WHAT YOU NEED TO DO: Exactly as written, retype the listing below, omitting the pictures.

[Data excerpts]
· · · ·

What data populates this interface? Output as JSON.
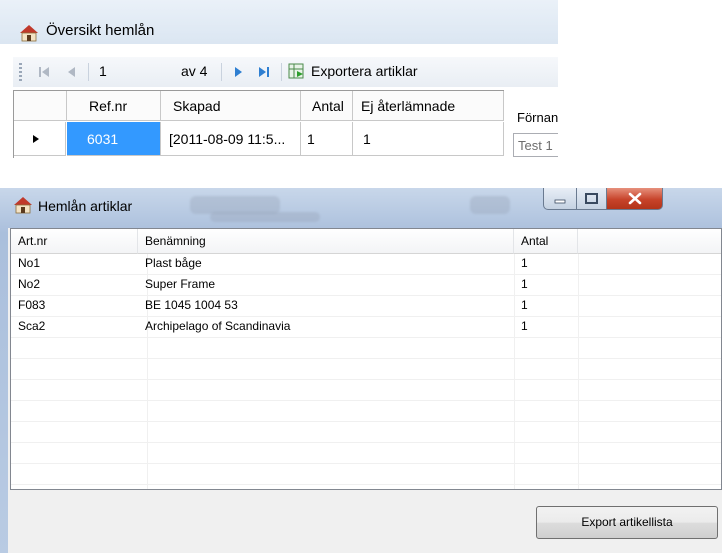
{
  "overview_window": {
    "title": "Översikt hemlån",
    "toolbar": {
      "position": "1",
      "of_count": "av 4",
      "export_label": "Exportera artiklar"
    },
    "grid": {
      "columns": [
        "Ref.nr",
        "Skapad",
        "Antal",
        "Ej återlämnade"
      ],
      "rows": [
        {
          "ref": "6031",
          "created": "[2011-08-09 11:5...",
          "count": "1",
          "not_returned": "1"
        }
      ]
    },
    "side_label": "Förnan",
    "side_input_value": "Test 1"
  },
  "articles_window": {
    "title": "Hemlån artiklar",
    "columns": [
      "Art.nr",
      "Benämning",
      "Antal"
    ],
    "rows": [
      {
        "art": "No1",
        "name": "Plast båge",
        "qty": "1"
      },
      {
        "art": "No2",
        "name": "Super Frame",
        "qty": "1"
      },
      {
        "art": "F083",
        "name": "BE 1045 1004 53",
        "qty": "1"
      },
      {
        "art": "Sca2",
        "name": "Archipelago of Scandinavia",
        "qty": "1"
      }
    ],
    "export_button": "Export artikellista"
  },
  "colors": {
    "selected_cell": "#3399ff",
    "title_bar": "#dbe6f2",
    "close_button": "#c7432a"
  }
}
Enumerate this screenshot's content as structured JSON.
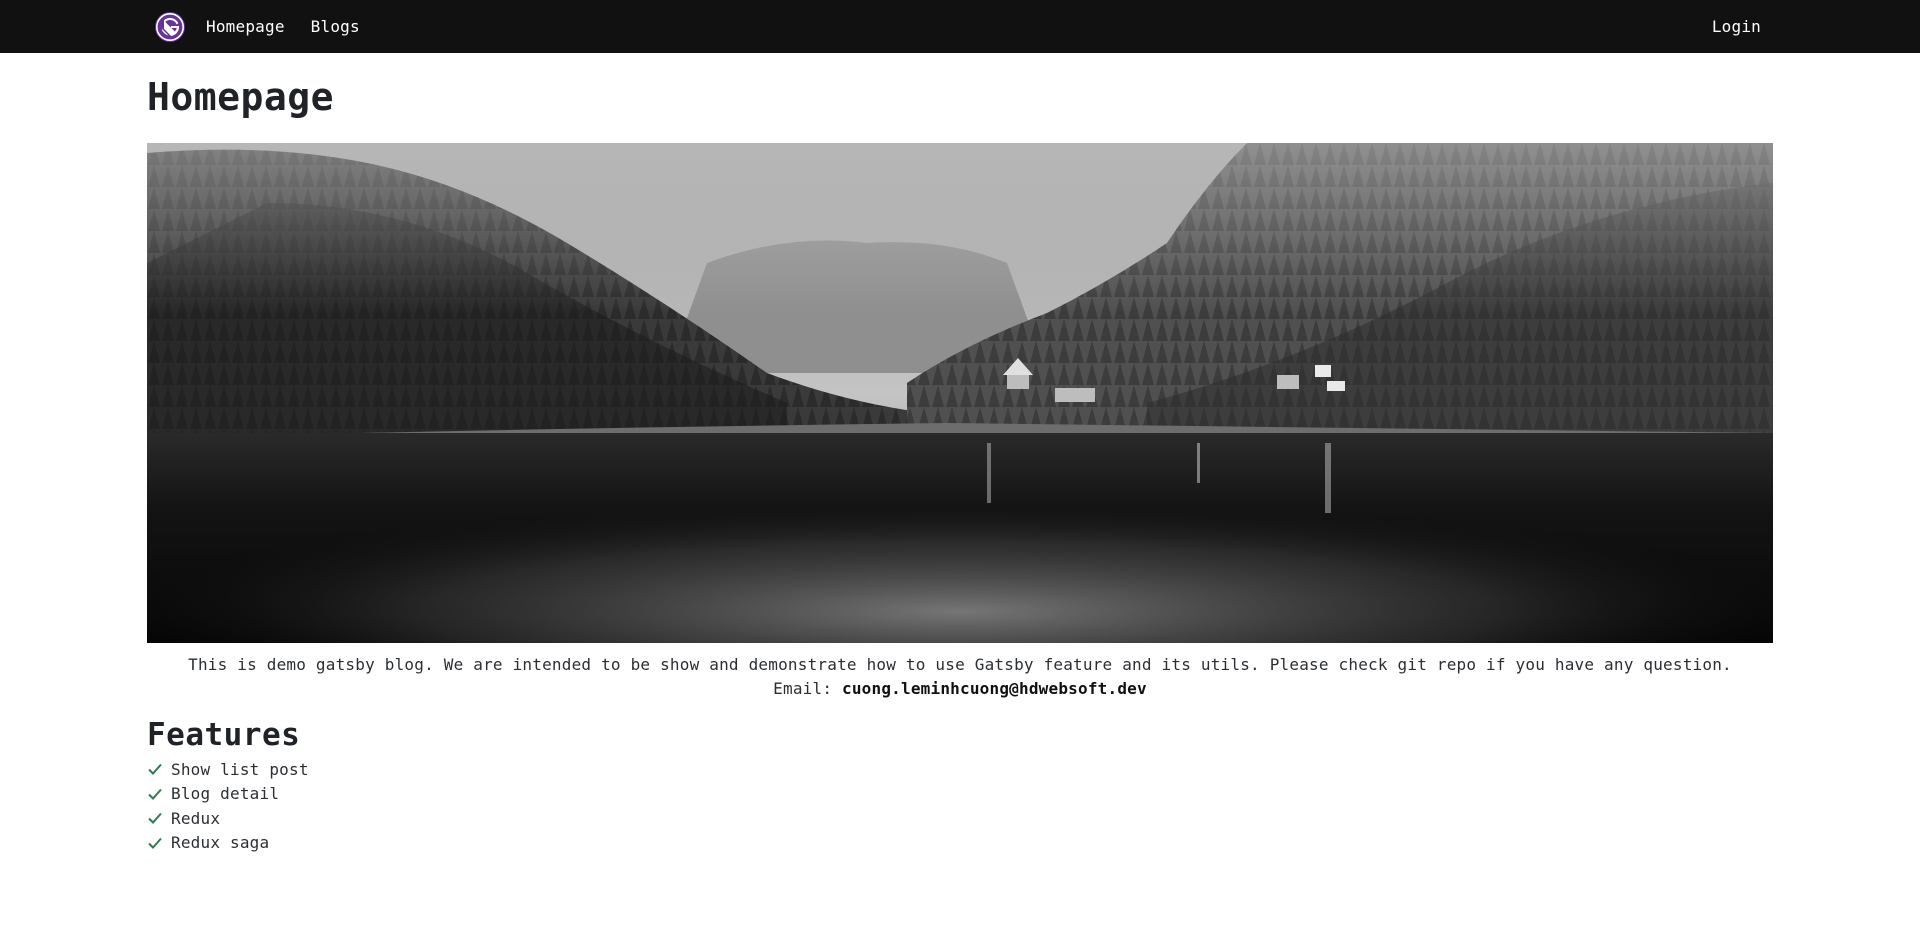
{
  "nav": {
    "logo_icon": "gatsby-logo-icon",
    "links": [
      "Homepage",
      "Blogs"
    ],
    "login_label": "Login"
  },
  "main": {
    "title": "Homepage",
    "hero_image": "foggy-lake-forest-landscape",
    "description": "This is demo gatsby blog. We are intended to be show and demonstrate how to use Gatsby feature and its utils. Please check git repo if you have any question.",
    "email_label": "Email:",
    "email_value": "cuong.leminhcuong@hdwebsoft.dev"
  },
  "features": {
    "title": "Features",
    "items": [
      "Show list post",
      "Blog detail",
      "Redux",
      "Redux saga"
    ],
    "check_icon": "check-icon",
    "check_color": "#2e7d52"
  },
  "colors": {
    "nav_bg": "#111111",
    "logo_purple": "#663399"
  }
}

· · · ·

WRITTEN ANSWER:
What data populates this interface? Output as JSON.
{
  "overview_window": {
    "title": "Översikt hemlån",
    "toolbar": {
      "position": "1",
      "of_count": "av 4",
      "export_label": "Exportera artiklar"
    },
    "grid": {
      "columns": [
        "Ref.nr",
        "Skapad",
        "Antal",
        "Ej återlämnade"
      ],
      "rows": [
        {
          "ref": "6031",
          "created": "[2011-08-09 11:5...",
          "count": "1",
          "not_returned": "1"
        }
      ]
    },
    "side_label": "Förnan",
    "side_input_value": "Test 1"
  },
  "articles_window": {
    "title": "Hemlån artiklar",
    "columns": [
      "Art.nr",
      "Benämning",
      "Antal"
    ],
    "rows": [
      {
        "art": "No1",
        "name": "Plast båge",
        "qty": "1"
      },
      {
        "art": "No2",
        "name": "Super Frame",
        "qty": "1"
      },
      {
        "art": "F083",
        "name": "BE 1045 1004 53",
        "qty": "1"
      },
      {
        "art": "Sca2",
        "name": "Archipelago of Scandinavia",
        "qty": "1"
      }
    ],
    "export_button": "Export artikellista"
  },
  "colors": {
    "selected_cell": "#3399ff",
    "title_bar": "#dbe6f2",
    "close_button": "#c7432a"
  }
}
Enumerate this screenshot's content as structured JSON.
{
  "nav": {
    "logo_icon": "gatsby-logo-icon",
    "links": [
      "Homepage",
      "Blogs"
    ],
    "login_label": "Login"
  },
  "main": {
    "title": "Homepage",
    "hero_image": "foggy-lake-forest-landscape",
    "description": "This is demo gatsby blog. We are intended to be show and demonstrate how to use Gatsby feature and its utils. Please check git repo if you have any question.",
    "email_label": "Email:",
    "email_value": "cuong.leminhcuong@hdwebsoft.dev"
  },
  "features": {
    "title": "Features",
    "items": [
      "Show list post",
      "Blog detail",
      "Redux",
      "Redux saga"
    ],
    "check_icon": "check-icon",
    "check_color": "#2e7d52"
  },
  "colors": {
    "nav_bg": "#111111",
    "logo_purple": "#663399"
  }
}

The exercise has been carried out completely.